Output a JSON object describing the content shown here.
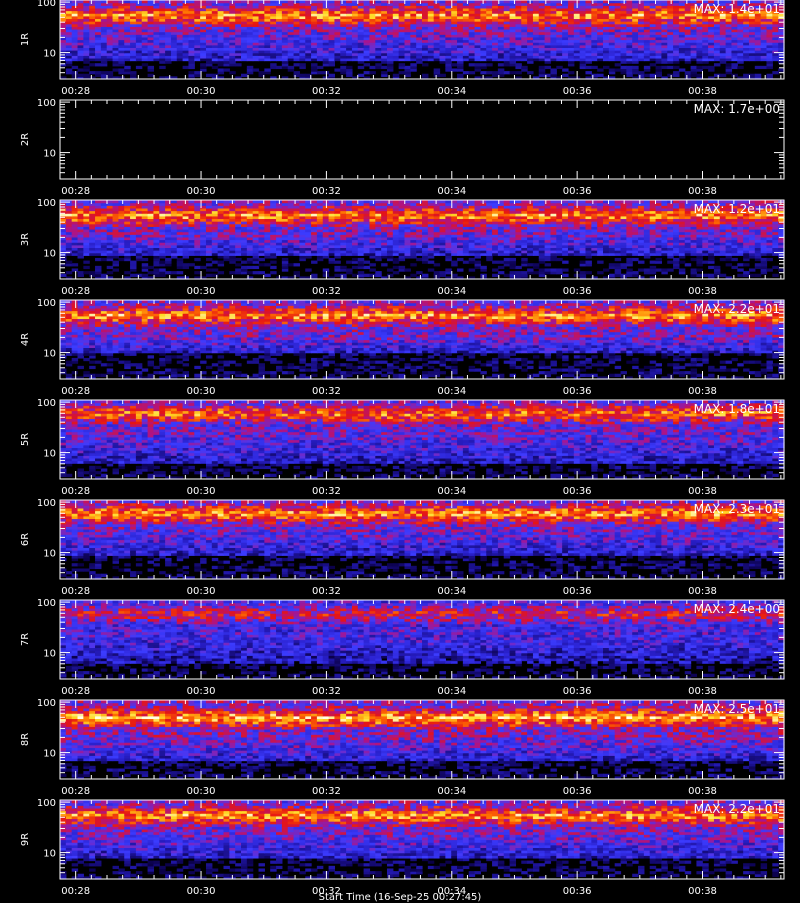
{
  "figure": {
    "footer": "Start Time (16-Sep-25 00:27:45)"
  },
  "chart_data": [
    {
      "type": "heatmap",
      "panel_label": "1R",
      "max_label": "MAX: 1.4e+01",
      "max_value": 14.0,
      "y_scale": "log",
      "ylim": [
        3,
        110
      ],
      "y_ticks": [
        "10",
        "100"
      ],
      "x_ticks": [
        "00:28",
        "00:30",
        "00:32",
        "00:34",
        "00:36",
        "00:38"
      ],
      "profile": {
        "hot_low": 28,
        "hot_high": 95,
        "hot_peak": 55,
        "blue_low": 7,
        "intensity": 0.95
      }
    },
    {
      "type": "heatmap",
      "panel_label": "2R",
      "max_label": "MAX: 1.7e+00",
      "max_value": 1.7,
      "y_scale": "log",
      "ylim": [
        3,
        110
      ],
      "y_ticks": [
        "10",
        "100"
      ],
      "x_ticks": [
        "00:28",
        "00:30",
        "00:32",
        "00:34",
        "00:36",
        "00:38"
      ],
      "profile": {
        "hot_low": 0,
        "hot_high": 0,
        "hot_peak": 0,
        "blue_low": 0,
        "intensity": 0.0
      }
    },
    {
      "type": "heatmap",
      "panel_label": "3R",
      "max_label": "MAX: 1.2e+01",
      "max_value": 12.0,
      "y_scale": "log",
      "ylim": [
        3,
        110
      ],
      "y_ticks": [
        "10",
        "100"
      ],
      "x_ticks": [
        "00:28",
        "00:30",
        "00:32",
        "00:34",
        "00:36",
        "00:38"
      ],
      "profile": {
        "hot_low": 25,
        "hot_high": 95,
        "hot_peak": 55,
        "blue_low": 9,
        "intensity": 0.95
      }
    },
    {
      "type": "heatmap",
      "panel_label": "4R",
      "max_label": "MAX: 2.2e+01",
      "max_value": 22.0,
      "y_scale": "log",
      "ylim": [
        3,
        110
      ],
      "y_ticks": [
        "10",
        "100"
      ],
      "x_ticks": [
        "00:28",
        "00:30",
        "00:32",
        "00:34",
        "00:36",
        "00:38"
      ],
      "profile": {
        "hot_low": 22,
        "hot_high": 95,
        "hot_peak": 55,
        "blue_low": 10,
        "intensity": 0.95
      }
    },
    {
      "type": "heatmap",
      "panel_label": "5R",
      "max_label": "MAX: 1.8e+01",
      "max_value": 18.0,
      "y_scale": "log",
      "ylim": [
        3,
        110
      ],
      "y_ticks": [
        "10",
        "100"
      ],
      "x_ticks": [
        "00:28",
        "00:30",
        "00:32",
        "00:34",
        "00:36",
        "00:38"
      ],
      "profile": {
        "hot_low": 25,
        "hot_high": 95,
        "hot_peak": 60,
        "blue_low": 6,
        "intensity": 0.9
      }
    },
    {
      "type": "heatmap",
      "panel_label": "6R",
      "max_label": "MAX: 2.3e+01",
      "max_value": 23.0,
      "y_scale": "log",
      "ylim": [
        3,
        110
      ],
      "y_ticks": [
        "10",
        "100"
      ],
      "x_ticks": [
        "00:28",
        "00:30",
        "00:32",
        "00:34",
        "00:36",
        "00:38"
      ],
      "profile": {
        "hot_low": 30,
        "hot_high": 95,
        "hot_peak": 60,
        "blue_low": 9,
        "intensity": 0.95
      }
    },
    {
      "type": "heatmap",
      "panel_label": "7R",
      "max_label": "MAX: 2.4e+00",
      "max_value": 2.4,
      "y_scale": "log",
      "ylim": [
        3,
        110
      ],
      "y_ticks": [
        "10",
        "100"
      ],
      "x_ticks": [
        "00:28",
        "00:30",
        "00:32",
        "00:34",
        "00:36",
        "00:38"
      ],
      "profile": {
        "hot_low": 20,
        "hot_high": 95,
        "hot_peak": 60,
        "blue_low": 6,
        "intensity": 0.75
      }
    },
    {
      "type": "heatmap",
      "panel_label": "8R",
      "max_label": "MAX: 2.5e+01",
      "max_value": 25.0,
      "y_scale": "log",
      "ylim": [
        3,
        110
      ],
      "y_ticks": [
        "10",
        "100"
      ],
      "x_ticks": [
        "00:28",
        "00:30",
        "00:32",
        "00:34",
        "00:36",
        "00:38"
      ],
      "profile": {
        "hot_low": 22,
        "hot_high": 95,
        "hot_peak": 50,
        "blue_low": 7,
        "intensity": 1.0
      }
    },
    {
      "type": "heatmap",
      "panel_label": "9R",
      "max_label": "MAX: 2.2e+01",
      "max_value": 22.0,
      "y_scale": "log",
      "ylim": [
        3,
        110
      ],
      "y_ticks": [
        "10",
        "100"
      ],
      "x_ticks": [
        "00:28",
        "00:30",
        "00:32",
        "00:34",
        "00:36",
        "00:38"
      ],
      "profile": {
        "hot_low": 25,
        "hot_high": 95,
        "hot_peak": 55,
        "blue_low": 8,
        "intensity": 0.95
      }
    }
  ]
}
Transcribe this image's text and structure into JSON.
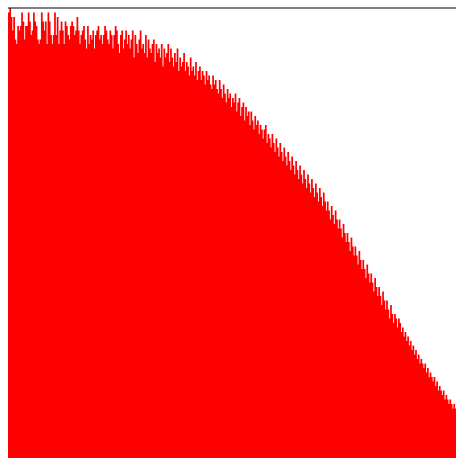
{
  "chart_data": {
    "type": "bar",
    "title": "",
    "xlabel": "",
    "ylabel": "",
    "ylim": [
      0,
      100
    ],
    "grid": false,
    "legend": "none",
    "bar_color": "#ff0000",
    "series": [
      {
        "name": "",
        "values": [
          99,
          100,
          98,
          95,
          98,
          93,
          92,
          96,
          95,
          96,
          99,
          97,
          93,
          96,
          96,
          99,
          97,
          94,
          95,
          99,
          97,
          96,
          93,
          92,
          93,
          99,
          97,
          95,
          97,
          92,
          99,
          97,
          94,
          92,
          94,
          99,
          94,
          98,
          92,
          95,
          97,
          95,
          92,
          97,
          96,
          94,
          93,
          96,
          97,
          96,
          94,
          95,
          98,
          95,
          92,
          94,
          95,
          96,
          93,
          91,
          96,
          92,
          94,
          93,
          95,
          91,
          94,
          95,
          96,
          93,
          94,
          92,
          94,
          96,
          95,
          93,
          92,
          95,
          94,
          91,
          94,
          96,
          95,
          92,
          90,
          94,
          95,
          91,
          93,
          95,
          92,
          94,
          91,
          93,
          95,
          89,
          94,
          92,
          90,
          93,
          95,
          91,
          92,
          90,
          94,
          89,
          93,
          91,
          90,
          92,
          93,
          88,
          92,
          90,
          91,
          89,
          92,
          87,
          91,
          89,
          90,
          92,
          88,
          91,
          89,
          87,
          90,
          88,
          91,
          86,
          89,
          87,
          88,
          90,
          86,
          88,
          87,
          85,
          89,
          86,
          87,
          85,
          88,
          84,
          86,
          87,
          84,
          86,
          85,
          83,
          86,
          84,
          85,
          83,
          82,
          85,
          83,
          84,
          82,
          81,
          84,
          82,
          80,
          83,
          81,
          79,
          82,
          80,
          81,
          78,
          80,
          79,
          81,
          77,
          79,
          80,
          76,
          78,
          79,
          75,
          78,
          76,
          77,
          74,
          77,
          75,
          73,
          76,
          74,
          75,
          72,
          74,
          73,
          71,
          73,
          74,
          70,
          72,
          71,
          69,
          72,
          70,
          68,
          71,
          69,
          67,
          70,
          68,
          66,
          69,
          67,
          65,
          68,
          66,
          64,
          67,
          65,
          63,
          66,
          64,
          62,
          65,
          63,
          61,
          64,
          62,
          60,
          63,
          61,
          59,
          62,
          60,
          58,
          61,
          59,
          57,
          60,
          58,
          56,
          59,
          57,
          55,
          57,
          55,
          53,
          56,
          54,
          52,
          55,
          53,
          51,
          53,
          51,
          49,
          52,
          50,
          48,
          50,
          48,
          46,
          49,
          47,
          45,
          47,
          45,
          43,
          46,
          44,
          42,
          44,
          42,
          40,
          43,
          41,
          39,
          41,
          39,
          37,
          40,
          38,
          36,
          38,
          36,
          34,
          37,
          35,
          33,
          35,
          33,
          31,
          34,
          32,
          30,
          32,
          31,
          29,
          31,
          30,
          28,
          29,
          27,
          28,
          26,
          27,
          25,
          26,
          24,
          25,
          23,
          24,
          22,
          23,
          21,
          22,
          21,
          20,
          21,
          19,
          20,
          18,
          19,
          18,
          17,
          18,
          16,
          17,
          15,
          16,
          15,
          14,
          15,
          13,
          14,
          13,
          12,
          13,
          12,
          11,
          12,
          11
        ]
      }
    ]
  }
}
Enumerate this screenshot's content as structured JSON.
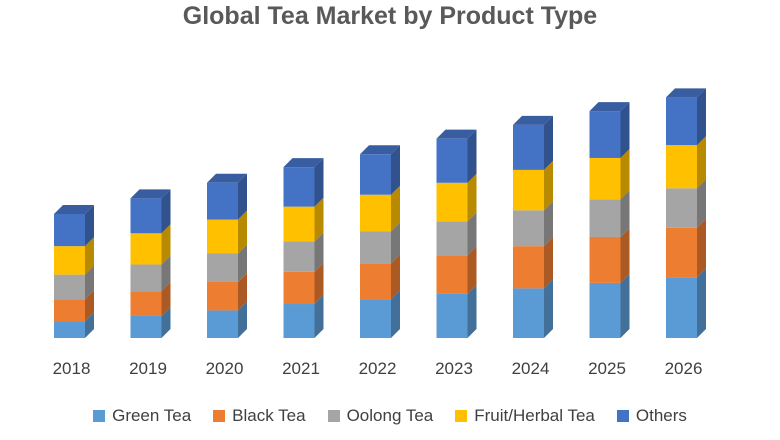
{
  "chart_data": {
    "type": "bar",
    "stacked": true,
    "style": "3d-column",
    "title": "Global Tea Market by Product Type",
    "xlabel": "",
    "ylabel": "",
    "categories": [
      "2018",
      "2019",
      "2020",
      "2021",
      "2022",
      "2023",
      "2024",
      "2025",
      "2026"
    ],
    "series": [
      {
        "name": "Green Tea",
        "color": "#5B9BD5",
        "values": [
          18,
          24,
          30,
          37,
          42,
          48,
          54,
          60,
          66
        ]
      },
      {
        "name": "Black Tea",
        "color": "#ED7D31",
        "values": [
          24,
          27,
          31,
          35,
          39,
          42,
          46,
          50,
          54
        ]
      },
      {
        "name": "Oolong Tea",
        "color": "#A5A5A5",
        "values": [
          27,
          29,
          31,
          33,
          35,
          37,
          39,
          41,
          43
        ]
      },
      {
        "name": "Fruit/Herbal Tea",
        "color": "#FFC000",
        "values": [
          31,
          34,
          37,
          38,
          40,
          42,
          44,
          45,
          47
        ]
      },
      {
        "name": "Others",
        "color": "#4472C4",
        "values": [
          35,
          38,
          40,
          43,
          44,
          48,
          49,
          51,
          52
        ]
      }
    ],
    "ylim": [
      0,
      270
    ],
    "grid": false,
    "legend_position": "bottom"
  }
}
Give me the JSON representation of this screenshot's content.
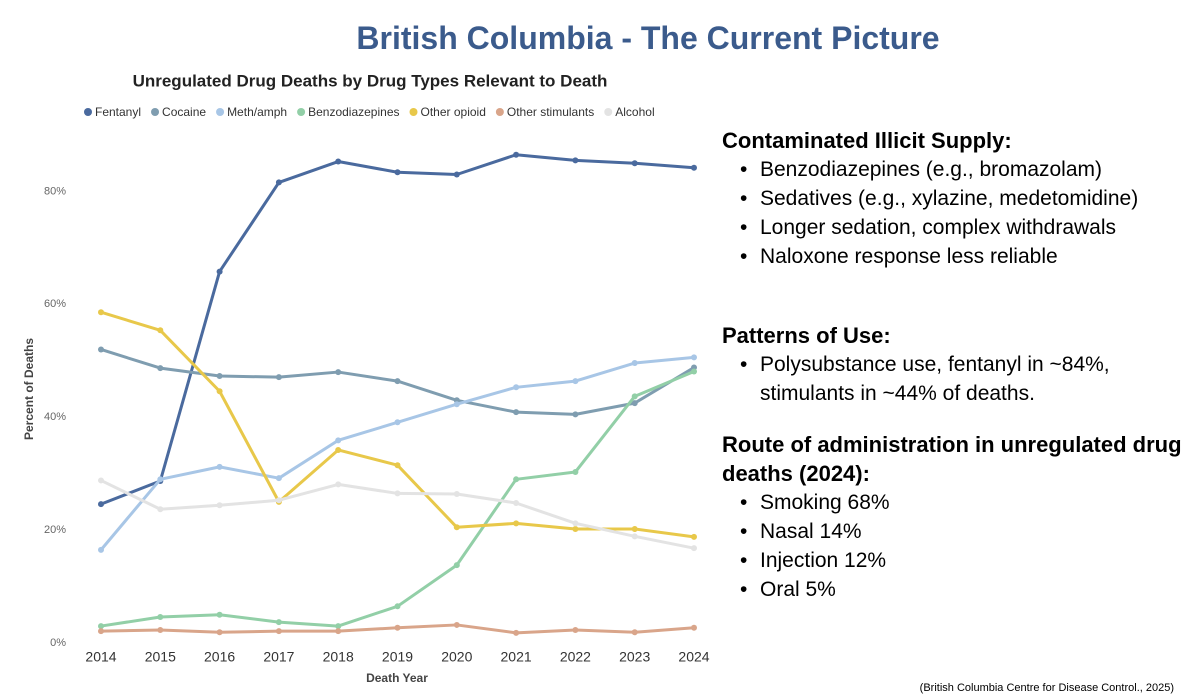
{
  "slide_title": "British Columbia - The Current Picture",
  "sections": [
    {
      "heading": "Contaminated Illicit Supply:",
      "bullets": [
        "Benzodiazepines (e.g., bromazolam)",
        "Sedatives (e.g., xylazine, medetomidine)",
        "Longer sedation, complex withdrawals",
        "Naloxone response less reliable"
      ]
    },
    {
      "heading": "Patterns of Use:",
      "bullets": [
        "Polysubstance use, fentanyl in ~84%, stimulants in ~44% of deaths."
      ]
    },
    {
      "heading": "Route of administration in unregulated drug deaths (2024):",
      "bullets": [
        "Smoking 68%",
        "Nasal 14%",
        "Injection 12%",
        "Oral 5%"
      ]
    }
  ],
  "source_note": "(British Columbia Centre for Disease Control., 2025)",
  "chart_data": {
    "type": "line",
    "title": "Unregulated Drug Deaths by Drug Types Relevant to Death",
    "x_label": "Death Year",
    "y_label": "Percent of Deaths",
    "x": [
      2014,
      2015,
      2016,
      2017,
      2018,
      2019,
      2020,
      2021,
      2022,
      2023,
      2024
    ],
    "xlim": [
      2014,
      2024
    ],
    "ylim": [
      0,
      90
    ],
    "yticks": [
      {
        "value": 0,
        "label": "0%"
      },
      {
        "value": 20,
        "label": "20%"
      },
      {
        "value": 40,
        "label": "40%"
      },
      {
        "value": 60,
        "label": "60%"
      },
      {
        "value": 80,
        "label": "80%"
      }
    ],
    "grid": false,
    "legend": "top",
    "series": [
      {
        "name": "Fentanyl",
        "color": "#4a6a9e",
        "values": [
          24.6,
          28.7,
          65.8,
          81.6,
          85.3,
          83.4,
          83.0,
          86.5,
          85.5,
          85.0,
          84.2
        ]
      },
      {
        "name": "Cocaine",
        "color": "#7f9db0",
        "values": [
          52.0,
          48.7,
          47.3,
          47.1,
          48.0,
          46.4,
          43.0,
          40.9,
          40.5,
          42.5,
          48.8
        ]
      },
      {
        "name": "Meth/amph",
        "color": "#a8c6e6",
        "values": [
          16.5,
          29.0,
          31.2,
          29.2,
          35.9,
          39.1,
          42.3,
          45.3,
          46.4,
          49.6,
          50.6
        ]
      },
      {
        "name": "Benzodiazepines",
        "color": "#92cfa7",
        "values": [
          3.0,
          4.6,
          5.0,
          3.7,
          3.0,
          6.5,
          13.8,
          29.0,
          30.3,
          43.7,
          48.1
        ]
      },
      {
        "name": "Other opioid",
        "color": "#e8c84a",
        "values": [
          58.6,
          55.4,
          44.6,
          25.0,
          34.2,
          31.5,
          20.5,
          21.2,
          20.2,
          20.2,
          18.8
        ]
      },
      {
        "name": "Other stimulants",
        "color": "#d9a58a",
        "values": [
          2.1,
          2.3,
          1.9,
          2.1,
          2.1,
          2.7,
          3.2,
          1.8,
          2.3,
          1.9,
          2.7
        ]
      },
      {
        "name": "Alcohol",
        "color": "#e3e3e3",
        "values": [
          28.8,
          23.7,
          24.4,
          25.3,
          28.1,
          26.5,
          26.4,
          24.8,
          21.2,
          18.9,
          16.8
        ]
      }
    ]
  }
}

◆ ◆ ◆ ◆ ◆

| Problem description |
List the lines of the records where "heading" occurs.

| Solution |
      "heading": "Contaminated Illicit Supply:",
      "heading": "Patterns of Use:",
      "heading": "Route of administration in unregulated drug deaths (2024):",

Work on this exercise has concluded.